Data to use:

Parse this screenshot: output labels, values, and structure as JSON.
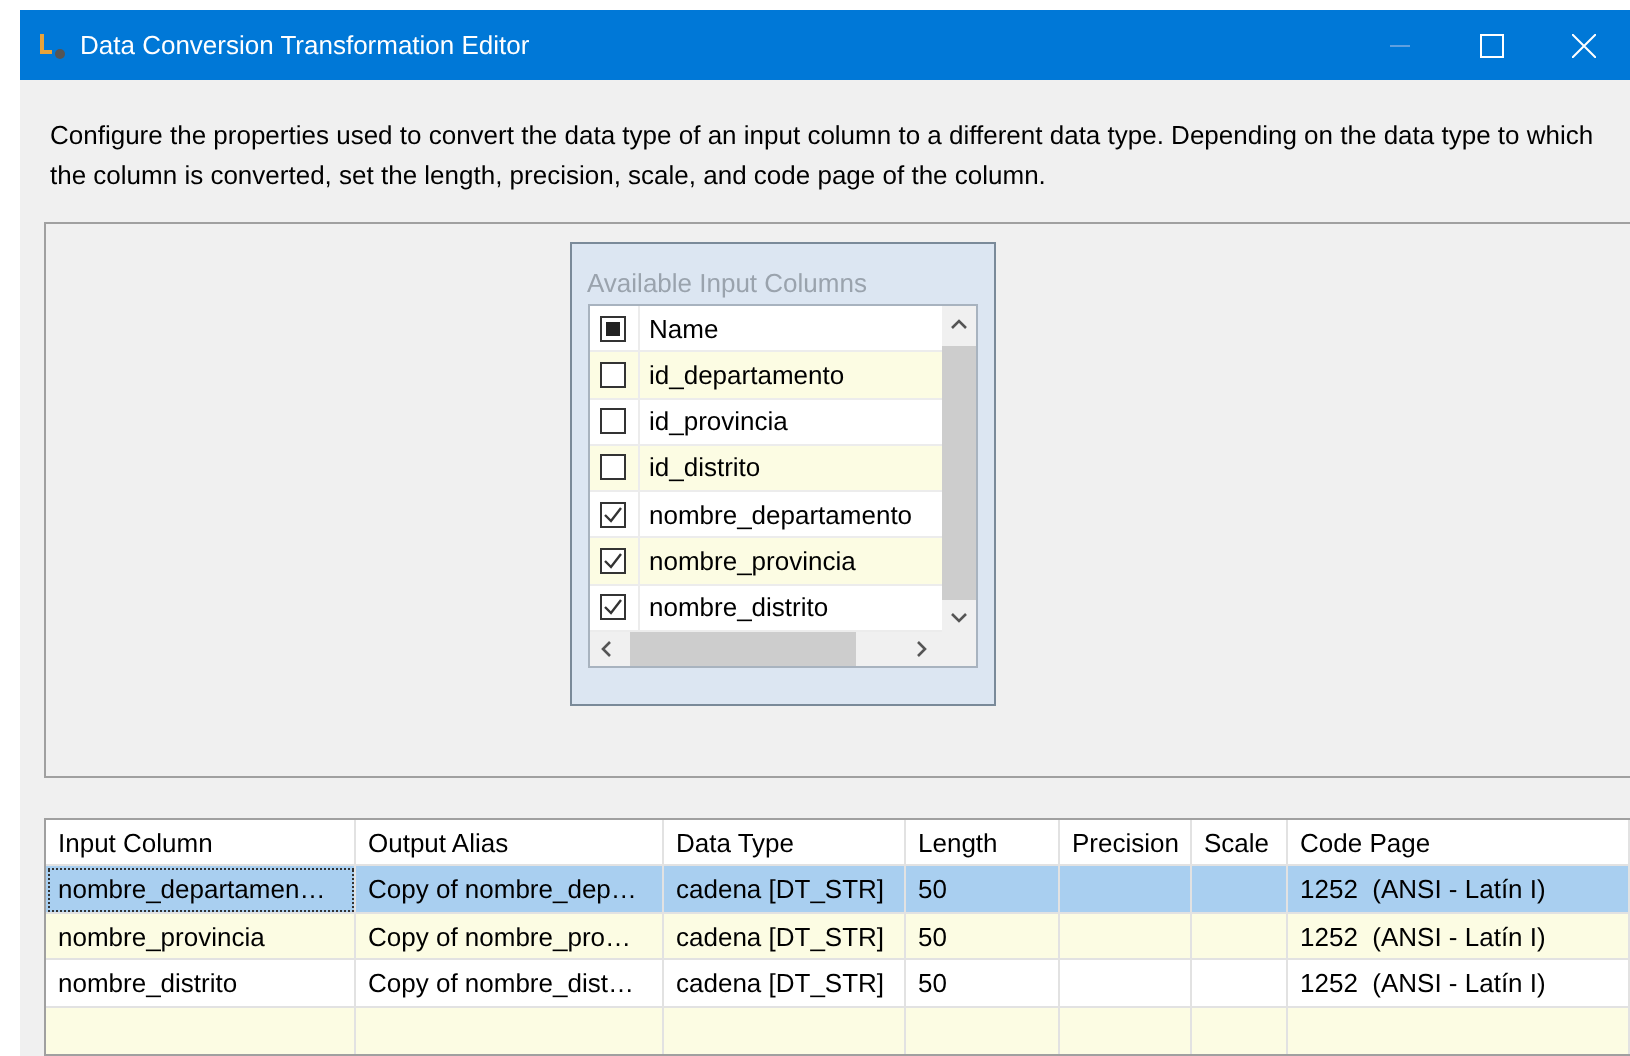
{
  "window": {
    "title": "Data Conversion Transformation Editor"
  },
  "description": "Configure the properties used to convert the data type of an input column to a different data type. Depending on the data type to which the column is converted, set the length, precision, scale, and code page of the column.",
  "available_columns": {
    "title": "Available Input Columns",
    "header": {
      "label": "Name",
      "indeterminate": true
    },
    "items": [
      {
        "name": "id_departamento",
        "checked": false
      },
      {
        "name": "id_provincia",
        "checked": false
      },
      {
        "name": "id_distrito",
        "checked": false
      },
      {
        "name": "nombre_departamento",
        "checked": true
      },
      {
        "name": "nombre_provincia",
        "checked": true
      },
      {
        "name": "nombre_distrito",
        "checked": true
      }
    ]
  },
  "table": {
    "columns": [
      "Input Column",
      "Output Alias",
      "Data Type",
      "Length",
      "Precision",
      "Scale",
      "Code Page"
    ],
    "rows": [
      {
        "selected": true,
        "cells": [
          "nombre_departamen…",
          "Copy of nombre_dep…",
          "cadena [DT_STR]",
          "50",
          "",
          "",
          "1252  (ANSI - Latín I)"
        ]
      },
      {
        "selected": false,
        "cells": [
          "nombre_provincia",
          "Copy of nombre_pro…",
          "cadena [DT_STR]",
          "50",
          "",
          "",
          "1252  (ANSI - Latín I)"
        ]
      },
      {
        "selected": false,
        "cells": [
          "nombre_distrito",
          "Copy of nombre_dist…",
          "cadena [DT_STR]",
          "50",
          "",
          "",
          "1252  (ANSI - Latín I)"
        ]
      }
    ]
  }
}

To be done: Quote the data above in full, leaving out the pictures it holds.

Response:
Parse this screenshot: output labels, values, and structure as JSON.
{
  "window": {
    "title": "Data Conversion Transformation Editor"
  },
  "description": "Configure the properties used to convert the data type of an input column to a different data type. Depending on the data type to which the column is converted, set the length, precision, scale, and code page of the column.",
  "available_columns": {
    "title": "Available Input Columns",
    "header": {
      "label": "Name",
      "indeterminate": true
    },
    "items": [
      {
        "name": "id_departamento",
        "checked": false
      },
      {
        "name": "id_provincia",
        "checked": false
      },
      {
        "name": "id_distrito",
        "checked": false
      },
      {
        "name": "nombre_departamento",
        "checked": true
      },
      {
        "name": "nombre_provincia",
        "checked": true
      },
      {
        "name": "nombre_distrito",
        "checked": true
      }
    ]
  },
  "table": {
    "columns": [
      "Input Column",
      "Output Alias",
      "Data Type",
      "Length",
      "Precision",
      "Scale",
      "Code Page"
    ],
    "rows": [
      {
        "selected": true,
        "cells": [
          "nombre_departamen…",
          "Copy of nombre_dep…",
          "cadena [DT_STR]",
          "50",
          "",
          "",
          "1252  (ANSI - Latín I)"
        ]
      },
      {
        "selected": false,
        "cells": [
          "nombre_provincia",
          "Copy of nombre_pro…",
          "cadena [DT_STR]",
          "50",
          "",
          "",
          "1252  (ANSI - Latín I)"
        ]
      },
      {
        "selected": false,
        "cells": [
          "nombre_distrito",
          "Copy of nombre_dist…",
          "cadena [DT_STR]",
          "50",
          "",
          "",
          "1252  (ANSI - Latín I)"
        ]
      }
    ]
  }
}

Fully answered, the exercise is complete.